__Listado del ejercicio__.

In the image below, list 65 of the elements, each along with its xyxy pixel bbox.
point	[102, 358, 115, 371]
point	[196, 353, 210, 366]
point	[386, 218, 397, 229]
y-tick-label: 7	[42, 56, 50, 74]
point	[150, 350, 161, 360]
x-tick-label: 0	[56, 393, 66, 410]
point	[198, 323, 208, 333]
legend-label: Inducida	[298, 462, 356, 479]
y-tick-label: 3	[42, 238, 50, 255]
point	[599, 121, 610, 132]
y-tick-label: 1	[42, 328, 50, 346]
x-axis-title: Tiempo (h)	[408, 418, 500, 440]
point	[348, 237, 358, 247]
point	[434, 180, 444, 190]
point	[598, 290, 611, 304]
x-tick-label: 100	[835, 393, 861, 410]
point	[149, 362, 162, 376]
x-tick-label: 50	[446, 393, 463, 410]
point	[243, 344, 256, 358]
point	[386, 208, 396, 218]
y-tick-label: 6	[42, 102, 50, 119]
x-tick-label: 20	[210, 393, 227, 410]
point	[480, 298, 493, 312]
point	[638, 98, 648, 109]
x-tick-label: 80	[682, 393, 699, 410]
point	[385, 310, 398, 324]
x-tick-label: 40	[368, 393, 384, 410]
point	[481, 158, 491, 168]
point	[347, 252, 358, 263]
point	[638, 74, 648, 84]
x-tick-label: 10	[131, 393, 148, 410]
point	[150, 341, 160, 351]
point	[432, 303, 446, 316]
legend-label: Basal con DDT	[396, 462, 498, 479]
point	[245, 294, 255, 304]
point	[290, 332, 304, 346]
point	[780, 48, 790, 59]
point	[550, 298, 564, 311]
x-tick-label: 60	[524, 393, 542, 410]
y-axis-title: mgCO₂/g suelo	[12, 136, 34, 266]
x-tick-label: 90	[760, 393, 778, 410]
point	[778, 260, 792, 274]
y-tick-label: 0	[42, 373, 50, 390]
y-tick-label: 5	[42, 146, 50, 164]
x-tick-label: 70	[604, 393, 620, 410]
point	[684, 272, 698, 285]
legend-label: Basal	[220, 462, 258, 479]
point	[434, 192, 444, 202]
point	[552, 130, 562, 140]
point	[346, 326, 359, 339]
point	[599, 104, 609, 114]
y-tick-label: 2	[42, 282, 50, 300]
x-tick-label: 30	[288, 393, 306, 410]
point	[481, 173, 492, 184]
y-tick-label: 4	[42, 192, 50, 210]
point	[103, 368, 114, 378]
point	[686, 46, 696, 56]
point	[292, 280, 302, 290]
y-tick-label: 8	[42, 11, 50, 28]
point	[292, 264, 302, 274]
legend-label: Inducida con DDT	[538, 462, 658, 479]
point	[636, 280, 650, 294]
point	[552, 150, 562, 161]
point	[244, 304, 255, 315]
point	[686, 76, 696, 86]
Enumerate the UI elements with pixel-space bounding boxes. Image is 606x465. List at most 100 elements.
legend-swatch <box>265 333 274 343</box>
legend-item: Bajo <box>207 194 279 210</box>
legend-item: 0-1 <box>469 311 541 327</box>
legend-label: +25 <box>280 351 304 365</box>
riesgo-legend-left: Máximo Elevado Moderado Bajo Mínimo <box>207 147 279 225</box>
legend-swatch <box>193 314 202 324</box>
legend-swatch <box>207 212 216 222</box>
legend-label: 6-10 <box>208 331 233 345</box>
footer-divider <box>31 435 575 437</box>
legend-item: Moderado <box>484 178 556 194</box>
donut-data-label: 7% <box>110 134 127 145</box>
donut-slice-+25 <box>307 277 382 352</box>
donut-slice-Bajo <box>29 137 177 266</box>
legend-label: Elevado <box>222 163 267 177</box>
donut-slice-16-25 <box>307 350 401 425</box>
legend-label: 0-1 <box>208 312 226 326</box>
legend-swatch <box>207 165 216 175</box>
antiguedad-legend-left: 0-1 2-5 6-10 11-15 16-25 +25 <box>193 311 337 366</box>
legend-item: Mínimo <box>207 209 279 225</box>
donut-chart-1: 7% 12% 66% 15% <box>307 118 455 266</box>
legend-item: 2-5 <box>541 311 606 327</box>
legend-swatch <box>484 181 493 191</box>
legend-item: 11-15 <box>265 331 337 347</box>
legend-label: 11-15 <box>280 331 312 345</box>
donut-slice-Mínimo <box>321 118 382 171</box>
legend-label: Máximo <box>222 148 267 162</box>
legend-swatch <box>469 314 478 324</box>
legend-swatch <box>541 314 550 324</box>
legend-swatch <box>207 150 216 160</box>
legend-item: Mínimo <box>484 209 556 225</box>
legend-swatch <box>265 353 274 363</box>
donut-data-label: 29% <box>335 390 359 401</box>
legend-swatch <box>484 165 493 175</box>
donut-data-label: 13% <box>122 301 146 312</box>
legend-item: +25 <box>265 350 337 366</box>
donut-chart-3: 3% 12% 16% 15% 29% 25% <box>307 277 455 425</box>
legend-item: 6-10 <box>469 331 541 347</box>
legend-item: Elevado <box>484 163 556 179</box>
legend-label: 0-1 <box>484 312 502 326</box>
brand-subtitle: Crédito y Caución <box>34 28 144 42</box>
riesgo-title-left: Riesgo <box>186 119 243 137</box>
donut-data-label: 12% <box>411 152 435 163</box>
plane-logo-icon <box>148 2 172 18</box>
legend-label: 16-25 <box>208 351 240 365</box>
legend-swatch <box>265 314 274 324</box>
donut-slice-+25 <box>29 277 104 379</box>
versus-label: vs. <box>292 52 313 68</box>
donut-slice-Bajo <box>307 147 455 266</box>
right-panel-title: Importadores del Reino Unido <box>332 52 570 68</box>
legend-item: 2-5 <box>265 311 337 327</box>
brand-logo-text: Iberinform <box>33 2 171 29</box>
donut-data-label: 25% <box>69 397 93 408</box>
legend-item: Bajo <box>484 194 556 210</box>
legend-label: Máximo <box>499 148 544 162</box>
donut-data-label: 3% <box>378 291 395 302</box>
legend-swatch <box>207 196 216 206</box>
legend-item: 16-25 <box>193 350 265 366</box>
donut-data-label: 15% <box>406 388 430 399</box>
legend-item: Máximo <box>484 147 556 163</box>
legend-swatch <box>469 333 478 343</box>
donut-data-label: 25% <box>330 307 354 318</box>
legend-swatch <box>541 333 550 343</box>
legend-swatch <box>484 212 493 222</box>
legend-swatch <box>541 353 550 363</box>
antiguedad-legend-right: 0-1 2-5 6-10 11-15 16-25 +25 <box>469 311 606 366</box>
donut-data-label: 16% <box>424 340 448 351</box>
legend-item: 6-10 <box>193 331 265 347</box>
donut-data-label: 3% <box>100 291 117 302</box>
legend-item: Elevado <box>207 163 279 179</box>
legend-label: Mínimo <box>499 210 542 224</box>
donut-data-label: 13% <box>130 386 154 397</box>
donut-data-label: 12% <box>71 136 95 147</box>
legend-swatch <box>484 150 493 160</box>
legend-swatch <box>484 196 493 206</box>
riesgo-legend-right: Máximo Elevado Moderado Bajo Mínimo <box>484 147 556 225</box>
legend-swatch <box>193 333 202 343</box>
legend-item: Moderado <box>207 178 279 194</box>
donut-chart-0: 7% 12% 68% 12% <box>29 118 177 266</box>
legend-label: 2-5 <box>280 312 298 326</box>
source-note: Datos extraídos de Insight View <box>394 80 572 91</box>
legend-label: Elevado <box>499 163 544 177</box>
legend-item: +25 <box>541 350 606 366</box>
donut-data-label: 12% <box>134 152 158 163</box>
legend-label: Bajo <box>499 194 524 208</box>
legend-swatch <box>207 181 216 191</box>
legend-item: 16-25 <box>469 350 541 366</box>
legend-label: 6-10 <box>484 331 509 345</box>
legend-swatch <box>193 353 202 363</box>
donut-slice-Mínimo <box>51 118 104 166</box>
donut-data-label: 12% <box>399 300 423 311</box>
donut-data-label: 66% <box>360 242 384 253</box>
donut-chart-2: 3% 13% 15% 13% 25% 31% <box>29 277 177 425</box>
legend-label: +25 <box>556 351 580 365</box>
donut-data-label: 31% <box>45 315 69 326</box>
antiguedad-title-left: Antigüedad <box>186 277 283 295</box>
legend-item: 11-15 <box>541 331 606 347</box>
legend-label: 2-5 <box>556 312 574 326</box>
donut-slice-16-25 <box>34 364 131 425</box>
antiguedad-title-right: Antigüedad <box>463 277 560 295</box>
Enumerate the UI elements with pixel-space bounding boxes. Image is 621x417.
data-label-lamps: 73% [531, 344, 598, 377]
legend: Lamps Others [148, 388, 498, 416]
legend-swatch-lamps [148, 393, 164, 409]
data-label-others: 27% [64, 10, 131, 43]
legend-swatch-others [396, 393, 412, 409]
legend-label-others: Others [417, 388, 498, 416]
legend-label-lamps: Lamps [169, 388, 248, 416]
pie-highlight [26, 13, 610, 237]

__Qué debes hacer__. Copia las líneas desde el inicio del listado hasta la línea que contiene "most 100 elements.", ambas incluidas, y cambia "Tiempo (h)" por "Tiempo (horas)", por favor. Deja todo lo demás igual.

__Resultado de la tarea__.
In the image below, list 65 of the elements, each along with its xyxy pixel bbox.
point	[102, 358, 115, 371]
point	[196, 353, 210, 366]
point	[386, 218, 397, 229]
y-tick-label: 7	[42, 56, 50, 74]
point	[150, 350, 161, 360]
x-tick-label: 0	[56, 393, 66, 410]
point	[198, 323, 208, 333]
legend-label: Inducida	[298, 462, 356, 479]
y-tick-label: 3	[42, 238, 50, 255]
point	[599, 121, 610, 132]
y-tick-label: 1	[42, 328, 50, 346]
x-axis-title: Tiempo (horas)	[408, 418, 500, 440]
point	[348, 237, 358, 247]
point	[434, 180, 444, 190]
point	[598, 290, 611, 304]
x-tick-label: 100	[835, 393, 861, 410]
point	[149, 362, 162, 376]
x-tick-label: 50	[446, 393, 463, 410]
point	[243, 344, 256, 358]
point	[386, 208, 396, 218]
y-tick-label: 6	[42, 102, 50, 119]
x-tick-label: 20	[210, 393, 227, 410]
point	[480, 298, 493, 312]
point	[638, 98, 648, 109]
x-tick-label: 80	[682, 393, 699, 410]
point	[385, 310, 398, 324]
x-tick-label: 40	[368, 393, 384, 410]
point	[481, 158, 491, 168]
point	[347, 252, 358, 263]
point	[638, 74, 648, 84]
x-tick-label: 10	[131, 393, 148, 410]
point	[150, 341, 160, 351]
point	[432, 303, 446, 316]
legend-label: Basal con DDT	[396, 462, 498, 479]
point	[245, 294, 255, 304]
point	[290, 332, 304, 346]
point	[780, 48, 790, 59]
point	[550, 298, 564, 311]
x-tick-label: 60	[524, 393, 542, 410]
y-axis-title: mgCO₂/g suelo	[12, 136, 34, 266]
x-tick-label: 90	[760, 393, 778, 410]
point	[778, 260, 792, 274]
y-tick-label: 0	[42, 373, 50, 390]
y-tick-label: 5	[42, 146, 50, 164]
x-tick-label: 70	[604, 393, 620, 410]
point	[684, 272, 698, 285]
legend-label: Basal	[220, 462, 258, 479]
point	[434, 192, 444, 202]
point	[552, 130, 562, 140]
point	[346, 326, 359, 339]
point	[599, 104, 609, 114]
y-tick-label: 2	[42, 282, 50, 300]
x-tick-label: 30	[288, 393, 306, 410]
point	[481, 173, 492, 184]
y-tick-label: 4	[42, 192, 50, 210]
point	[103, 368, 114, 378]
point	[686, 46, 696, 56]
point	[292, 280, 302, 290]
y-tick-label: 8	[42, 11, 50, 28]
point	[292, 264, 302, 274]
legend-label: Inducida con DDT	[538, 462, 658, 479]
point	[636, 280, 650, 294]
point	[552, 150, 562, 161]
point	[244, 304, 255, 315]
point	[686, 76, 696, 86]
Enumerate the UI elements with pixel-space bounding boxes. Image is 606x465. List at most 100 elements.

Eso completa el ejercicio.